Dataset rows
========

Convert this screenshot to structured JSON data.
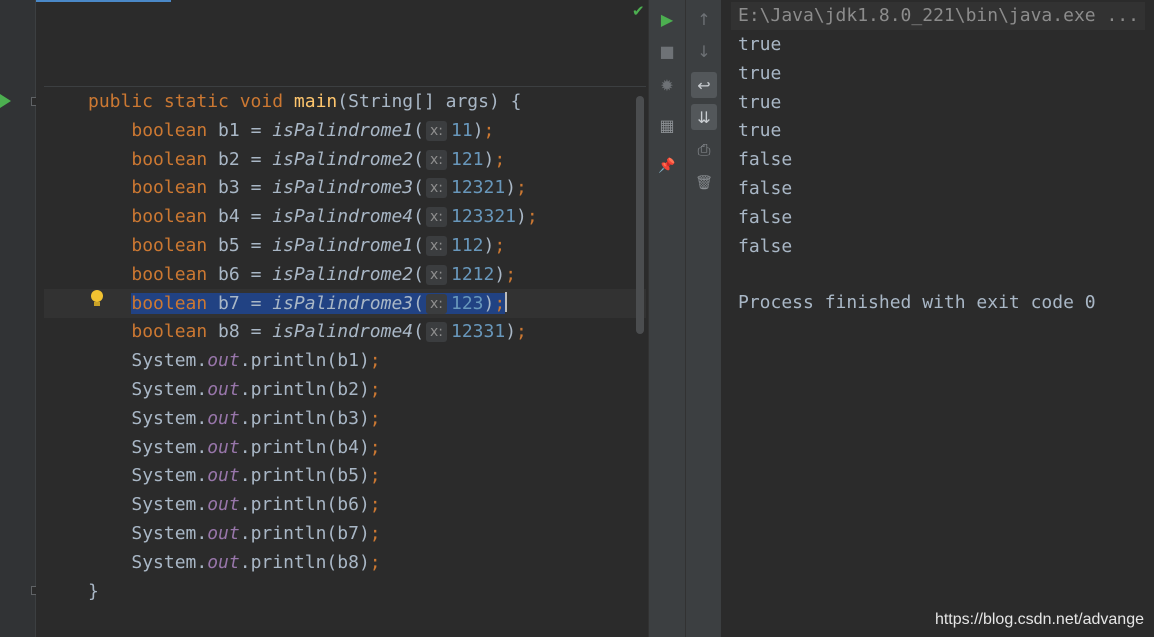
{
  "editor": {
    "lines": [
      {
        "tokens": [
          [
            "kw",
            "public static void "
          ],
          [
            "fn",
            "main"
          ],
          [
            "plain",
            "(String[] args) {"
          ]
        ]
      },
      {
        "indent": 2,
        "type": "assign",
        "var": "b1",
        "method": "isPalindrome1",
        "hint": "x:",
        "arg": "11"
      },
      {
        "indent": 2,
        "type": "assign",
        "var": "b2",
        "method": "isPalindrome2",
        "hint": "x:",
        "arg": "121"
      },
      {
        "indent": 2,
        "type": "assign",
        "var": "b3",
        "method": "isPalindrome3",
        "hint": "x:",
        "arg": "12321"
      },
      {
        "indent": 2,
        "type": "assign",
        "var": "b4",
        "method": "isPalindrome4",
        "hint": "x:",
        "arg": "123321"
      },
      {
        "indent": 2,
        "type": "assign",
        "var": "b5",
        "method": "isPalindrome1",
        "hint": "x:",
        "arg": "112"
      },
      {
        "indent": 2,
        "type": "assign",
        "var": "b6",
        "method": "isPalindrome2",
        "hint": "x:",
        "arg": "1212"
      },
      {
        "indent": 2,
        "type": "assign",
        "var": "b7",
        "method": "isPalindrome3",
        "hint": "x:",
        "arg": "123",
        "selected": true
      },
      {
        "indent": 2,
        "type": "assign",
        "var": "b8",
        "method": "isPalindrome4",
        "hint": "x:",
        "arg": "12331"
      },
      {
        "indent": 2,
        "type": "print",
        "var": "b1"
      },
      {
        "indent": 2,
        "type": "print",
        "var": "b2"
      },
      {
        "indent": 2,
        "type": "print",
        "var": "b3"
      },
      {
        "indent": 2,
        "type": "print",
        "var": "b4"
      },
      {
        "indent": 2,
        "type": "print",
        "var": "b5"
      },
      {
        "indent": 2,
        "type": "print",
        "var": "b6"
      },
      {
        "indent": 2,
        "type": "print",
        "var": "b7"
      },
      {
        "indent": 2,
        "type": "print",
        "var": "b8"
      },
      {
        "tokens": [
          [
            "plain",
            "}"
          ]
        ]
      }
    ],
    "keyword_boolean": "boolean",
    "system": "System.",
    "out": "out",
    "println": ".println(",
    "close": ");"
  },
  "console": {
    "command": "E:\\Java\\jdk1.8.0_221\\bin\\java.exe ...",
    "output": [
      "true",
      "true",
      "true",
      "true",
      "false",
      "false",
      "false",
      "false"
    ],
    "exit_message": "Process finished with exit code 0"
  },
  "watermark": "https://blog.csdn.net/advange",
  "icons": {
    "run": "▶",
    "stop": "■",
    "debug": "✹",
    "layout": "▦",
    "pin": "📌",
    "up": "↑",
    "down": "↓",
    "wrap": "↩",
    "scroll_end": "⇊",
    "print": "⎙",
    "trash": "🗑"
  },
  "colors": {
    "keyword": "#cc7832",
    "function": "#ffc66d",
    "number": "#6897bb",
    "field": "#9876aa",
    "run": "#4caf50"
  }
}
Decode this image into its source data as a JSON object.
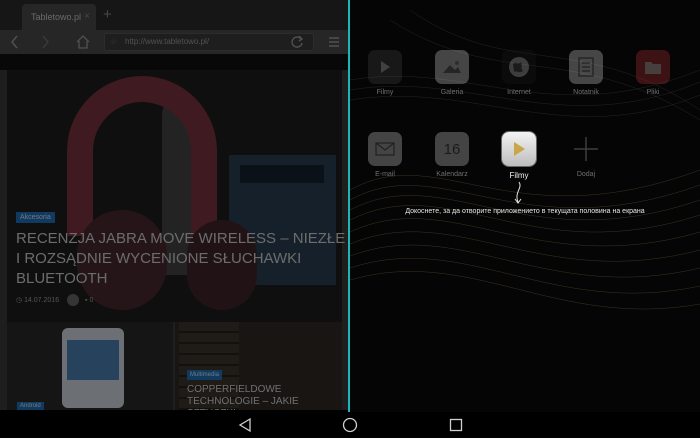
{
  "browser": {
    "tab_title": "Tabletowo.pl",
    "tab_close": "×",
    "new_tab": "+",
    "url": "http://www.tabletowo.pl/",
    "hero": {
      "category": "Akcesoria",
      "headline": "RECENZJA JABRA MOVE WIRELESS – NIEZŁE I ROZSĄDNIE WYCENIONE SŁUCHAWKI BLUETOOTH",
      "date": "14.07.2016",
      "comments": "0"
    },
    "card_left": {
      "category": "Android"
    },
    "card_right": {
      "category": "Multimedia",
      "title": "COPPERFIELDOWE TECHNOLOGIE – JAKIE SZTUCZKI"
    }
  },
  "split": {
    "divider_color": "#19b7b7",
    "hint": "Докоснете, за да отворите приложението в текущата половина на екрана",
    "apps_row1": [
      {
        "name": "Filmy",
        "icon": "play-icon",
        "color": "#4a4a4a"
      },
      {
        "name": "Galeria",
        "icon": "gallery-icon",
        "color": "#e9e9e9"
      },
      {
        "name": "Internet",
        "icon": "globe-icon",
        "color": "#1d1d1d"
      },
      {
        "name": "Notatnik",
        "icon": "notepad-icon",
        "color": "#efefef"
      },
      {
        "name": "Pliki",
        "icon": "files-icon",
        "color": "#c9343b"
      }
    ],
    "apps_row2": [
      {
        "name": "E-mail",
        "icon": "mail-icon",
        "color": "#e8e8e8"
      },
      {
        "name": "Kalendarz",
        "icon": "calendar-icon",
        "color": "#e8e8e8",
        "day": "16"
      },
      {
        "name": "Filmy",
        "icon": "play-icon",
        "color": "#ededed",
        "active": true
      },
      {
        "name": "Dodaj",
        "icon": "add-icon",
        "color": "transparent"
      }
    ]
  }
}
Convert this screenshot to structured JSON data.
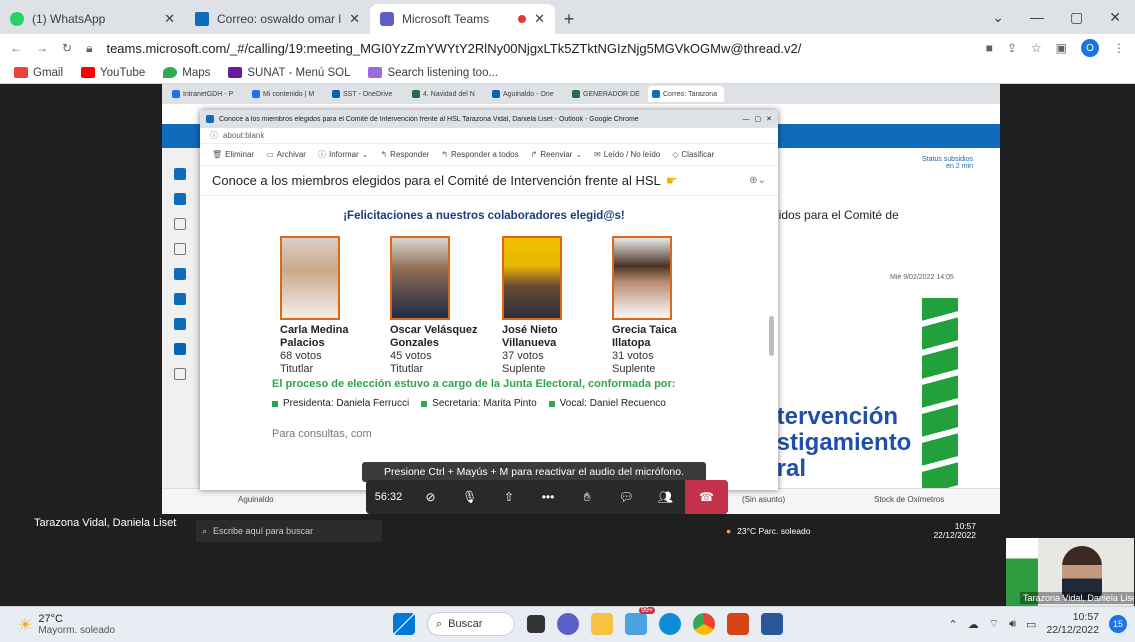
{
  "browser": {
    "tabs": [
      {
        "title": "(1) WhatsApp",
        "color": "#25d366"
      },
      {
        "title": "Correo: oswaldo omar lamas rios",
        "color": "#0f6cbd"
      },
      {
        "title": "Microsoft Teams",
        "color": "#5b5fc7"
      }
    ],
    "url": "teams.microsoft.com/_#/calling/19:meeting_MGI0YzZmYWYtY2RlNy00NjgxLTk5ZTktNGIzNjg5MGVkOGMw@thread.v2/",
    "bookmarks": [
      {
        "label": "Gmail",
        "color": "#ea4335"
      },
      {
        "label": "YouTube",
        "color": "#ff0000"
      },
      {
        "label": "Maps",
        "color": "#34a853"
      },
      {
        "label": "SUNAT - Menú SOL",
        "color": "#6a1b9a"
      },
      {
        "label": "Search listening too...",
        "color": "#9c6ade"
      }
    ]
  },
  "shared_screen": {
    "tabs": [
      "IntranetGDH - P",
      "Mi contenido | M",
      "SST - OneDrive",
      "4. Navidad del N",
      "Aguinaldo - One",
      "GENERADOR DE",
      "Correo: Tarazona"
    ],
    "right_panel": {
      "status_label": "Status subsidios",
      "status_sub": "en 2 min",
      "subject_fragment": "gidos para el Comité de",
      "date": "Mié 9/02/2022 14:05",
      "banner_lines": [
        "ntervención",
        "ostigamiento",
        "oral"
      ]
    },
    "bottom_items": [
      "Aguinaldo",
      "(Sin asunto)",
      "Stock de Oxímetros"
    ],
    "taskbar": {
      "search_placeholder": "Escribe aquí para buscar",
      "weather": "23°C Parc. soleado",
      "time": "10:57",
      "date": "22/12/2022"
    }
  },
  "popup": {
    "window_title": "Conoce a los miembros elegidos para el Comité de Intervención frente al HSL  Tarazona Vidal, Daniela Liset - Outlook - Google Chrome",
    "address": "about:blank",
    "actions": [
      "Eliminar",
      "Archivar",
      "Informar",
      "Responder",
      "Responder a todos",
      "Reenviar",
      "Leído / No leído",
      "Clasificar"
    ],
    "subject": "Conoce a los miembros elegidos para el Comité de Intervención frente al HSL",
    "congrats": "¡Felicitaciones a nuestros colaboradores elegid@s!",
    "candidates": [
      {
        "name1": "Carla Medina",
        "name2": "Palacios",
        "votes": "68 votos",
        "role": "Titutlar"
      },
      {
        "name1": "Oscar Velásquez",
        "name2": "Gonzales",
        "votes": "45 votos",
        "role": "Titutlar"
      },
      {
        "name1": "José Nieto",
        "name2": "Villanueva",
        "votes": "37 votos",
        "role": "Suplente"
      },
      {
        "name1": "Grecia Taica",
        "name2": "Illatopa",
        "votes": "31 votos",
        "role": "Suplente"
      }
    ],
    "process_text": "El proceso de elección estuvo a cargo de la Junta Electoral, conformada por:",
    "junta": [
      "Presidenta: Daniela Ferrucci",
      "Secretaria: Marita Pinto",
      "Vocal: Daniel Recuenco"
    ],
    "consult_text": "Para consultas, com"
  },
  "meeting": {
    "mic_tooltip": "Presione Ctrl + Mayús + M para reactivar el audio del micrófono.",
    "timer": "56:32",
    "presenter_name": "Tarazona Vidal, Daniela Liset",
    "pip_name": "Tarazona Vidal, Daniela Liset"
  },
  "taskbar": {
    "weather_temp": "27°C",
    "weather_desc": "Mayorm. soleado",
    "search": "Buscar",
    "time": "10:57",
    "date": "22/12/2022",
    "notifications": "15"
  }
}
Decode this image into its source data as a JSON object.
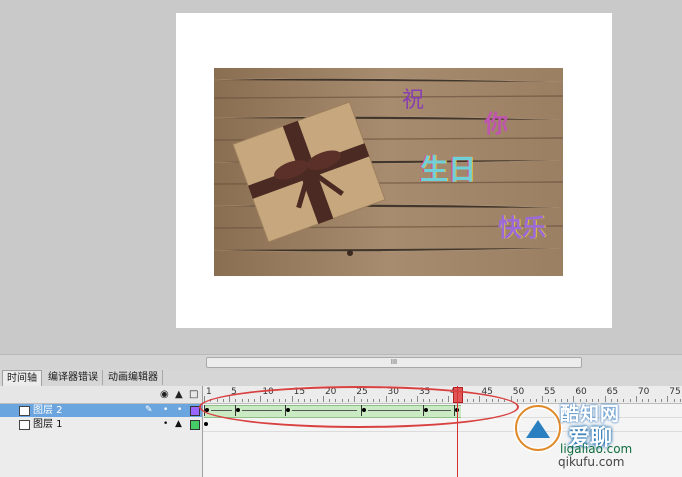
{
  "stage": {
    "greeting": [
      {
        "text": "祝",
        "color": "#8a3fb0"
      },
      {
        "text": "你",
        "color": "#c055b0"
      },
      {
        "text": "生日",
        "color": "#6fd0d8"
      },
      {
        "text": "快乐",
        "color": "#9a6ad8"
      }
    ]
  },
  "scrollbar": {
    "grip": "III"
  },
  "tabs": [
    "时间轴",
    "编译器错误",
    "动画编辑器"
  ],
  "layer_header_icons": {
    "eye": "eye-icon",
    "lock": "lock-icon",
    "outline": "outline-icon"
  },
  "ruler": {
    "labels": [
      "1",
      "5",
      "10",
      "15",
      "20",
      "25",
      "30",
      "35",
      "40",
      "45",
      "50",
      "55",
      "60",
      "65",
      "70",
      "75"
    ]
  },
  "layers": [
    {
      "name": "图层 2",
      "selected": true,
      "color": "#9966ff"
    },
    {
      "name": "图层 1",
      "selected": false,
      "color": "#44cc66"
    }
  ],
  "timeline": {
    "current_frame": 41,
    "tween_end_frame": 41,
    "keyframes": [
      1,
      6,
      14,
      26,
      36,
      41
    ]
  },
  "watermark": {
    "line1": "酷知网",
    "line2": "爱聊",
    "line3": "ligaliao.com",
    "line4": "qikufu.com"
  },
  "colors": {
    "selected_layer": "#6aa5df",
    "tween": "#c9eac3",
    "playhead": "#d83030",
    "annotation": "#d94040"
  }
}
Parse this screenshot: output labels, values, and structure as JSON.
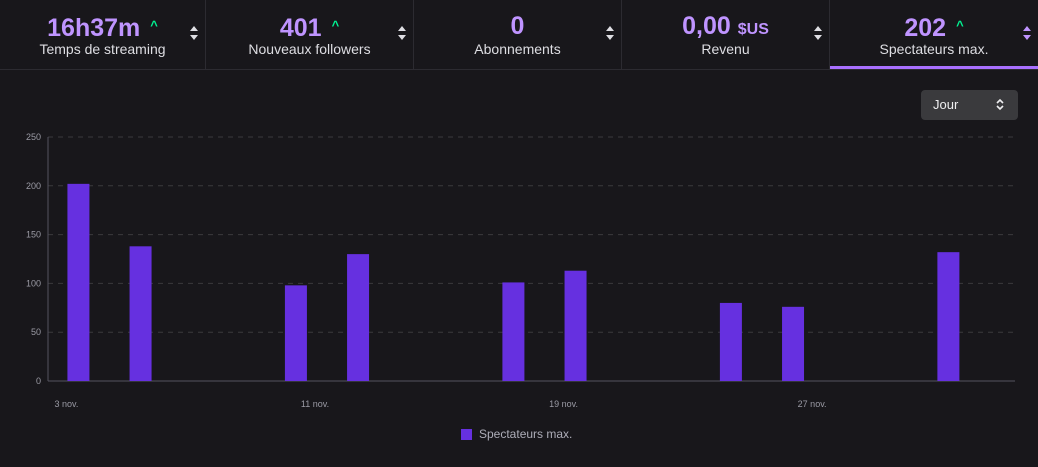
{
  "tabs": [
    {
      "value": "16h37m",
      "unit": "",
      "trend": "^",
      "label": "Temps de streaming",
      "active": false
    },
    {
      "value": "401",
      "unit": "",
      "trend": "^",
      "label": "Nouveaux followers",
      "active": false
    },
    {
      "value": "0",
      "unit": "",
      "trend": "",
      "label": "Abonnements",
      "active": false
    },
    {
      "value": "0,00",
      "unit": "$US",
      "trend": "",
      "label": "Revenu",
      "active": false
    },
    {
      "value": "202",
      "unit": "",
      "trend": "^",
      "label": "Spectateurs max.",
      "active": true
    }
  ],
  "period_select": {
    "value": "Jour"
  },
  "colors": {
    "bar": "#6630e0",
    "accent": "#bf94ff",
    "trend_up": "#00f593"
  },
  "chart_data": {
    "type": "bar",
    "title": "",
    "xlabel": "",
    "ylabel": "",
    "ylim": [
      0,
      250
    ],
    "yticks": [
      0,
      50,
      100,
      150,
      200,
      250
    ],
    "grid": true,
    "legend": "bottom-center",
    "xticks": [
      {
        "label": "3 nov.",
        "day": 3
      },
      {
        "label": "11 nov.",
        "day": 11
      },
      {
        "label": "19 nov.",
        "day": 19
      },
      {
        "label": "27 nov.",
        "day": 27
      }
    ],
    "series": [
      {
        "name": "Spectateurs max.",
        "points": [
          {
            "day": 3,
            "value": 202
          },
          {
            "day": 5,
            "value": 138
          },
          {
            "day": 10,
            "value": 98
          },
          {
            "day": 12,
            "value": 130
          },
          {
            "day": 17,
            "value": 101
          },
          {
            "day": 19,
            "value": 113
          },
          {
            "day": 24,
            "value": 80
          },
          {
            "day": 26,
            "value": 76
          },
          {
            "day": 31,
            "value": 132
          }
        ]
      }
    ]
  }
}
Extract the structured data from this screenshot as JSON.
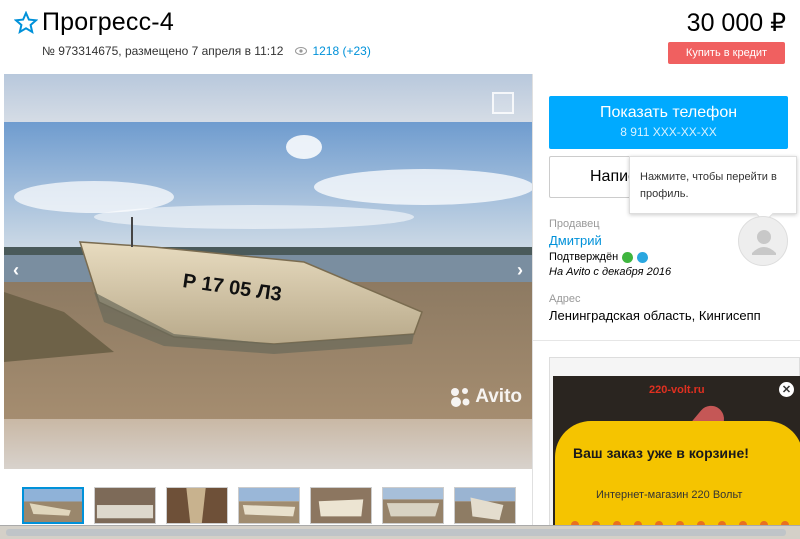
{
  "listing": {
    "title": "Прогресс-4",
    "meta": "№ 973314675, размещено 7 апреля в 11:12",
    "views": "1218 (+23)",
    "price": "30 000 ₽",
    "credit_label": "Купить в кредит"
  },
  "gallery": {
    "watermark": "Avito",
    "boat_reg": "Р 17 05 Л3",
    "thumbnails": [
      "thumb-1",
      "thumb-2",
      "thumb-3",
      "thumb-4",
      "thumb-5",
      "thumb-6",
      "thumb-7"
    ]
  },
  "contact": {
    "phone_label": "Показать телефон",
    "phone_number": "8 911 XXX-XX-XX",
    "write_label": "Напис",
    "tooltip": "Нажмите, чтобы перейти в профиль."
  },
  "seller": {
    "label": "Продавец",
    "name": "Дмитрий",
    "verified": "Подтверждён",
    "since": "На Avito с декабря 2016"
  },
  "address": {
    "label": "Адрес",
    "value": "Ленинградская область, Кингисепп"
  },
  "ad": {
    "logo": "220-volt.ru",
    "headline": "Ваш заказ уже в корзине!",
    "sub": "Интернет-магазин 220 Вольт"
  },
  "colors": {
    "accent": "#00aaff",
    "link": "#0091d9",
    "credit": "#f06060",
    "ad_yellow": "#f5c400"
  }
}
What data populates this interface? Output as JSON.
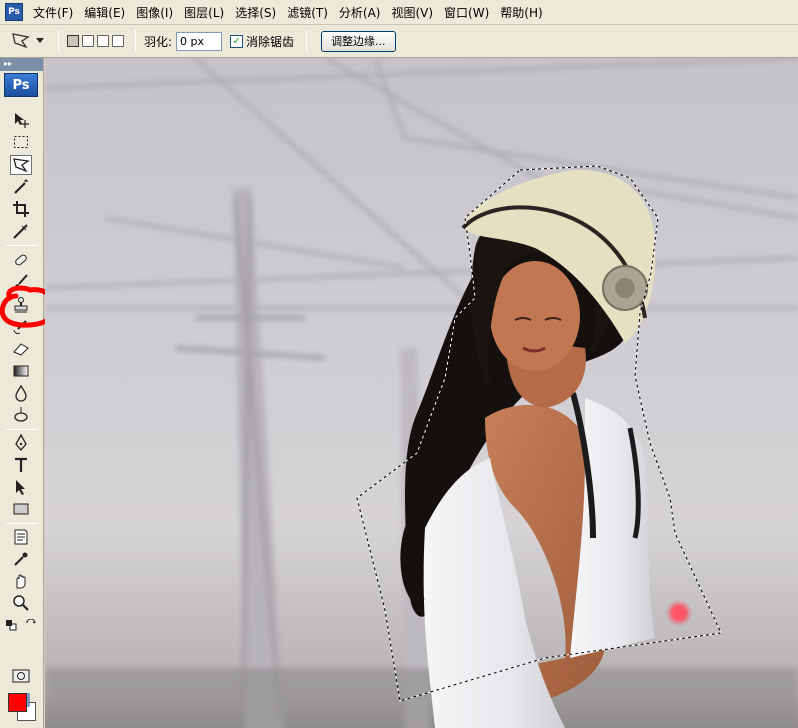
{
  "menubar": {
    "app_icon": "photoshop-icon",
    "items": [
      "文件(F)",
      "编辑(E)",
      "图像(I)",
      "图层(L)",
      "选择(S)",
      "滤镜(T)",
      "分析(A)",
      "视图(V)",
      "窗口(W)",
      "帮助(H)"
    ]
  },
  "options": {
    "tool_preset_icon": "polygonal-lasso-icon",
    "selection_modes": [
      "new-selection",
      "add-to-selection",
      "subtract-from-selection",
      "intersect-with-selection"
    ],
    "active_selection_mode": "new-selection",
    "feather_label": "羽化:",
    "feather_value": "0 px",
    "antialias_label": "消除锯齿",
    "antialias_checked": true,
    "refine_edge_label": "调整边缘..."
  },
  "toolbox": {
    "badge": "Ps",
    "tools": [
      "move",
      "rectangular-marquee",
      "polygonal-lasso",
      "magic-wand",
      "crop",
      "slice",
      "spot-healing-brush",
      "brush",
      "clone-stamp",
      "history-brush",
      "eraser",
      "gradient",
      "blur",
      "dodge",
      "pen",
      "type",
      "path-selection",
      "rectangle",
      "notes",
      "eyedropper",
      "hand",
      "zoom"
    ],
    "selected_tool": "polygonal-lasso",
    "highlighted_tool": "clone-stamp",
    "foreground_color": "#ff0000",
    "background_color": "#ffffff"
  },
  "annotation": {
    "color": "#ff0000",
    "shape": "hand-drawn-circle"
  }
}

========

Set problem
Track down every line holding the string "clone" and copy it.

Output
      "clone-stamp",
    "highlighted_tool": "clone-stamp",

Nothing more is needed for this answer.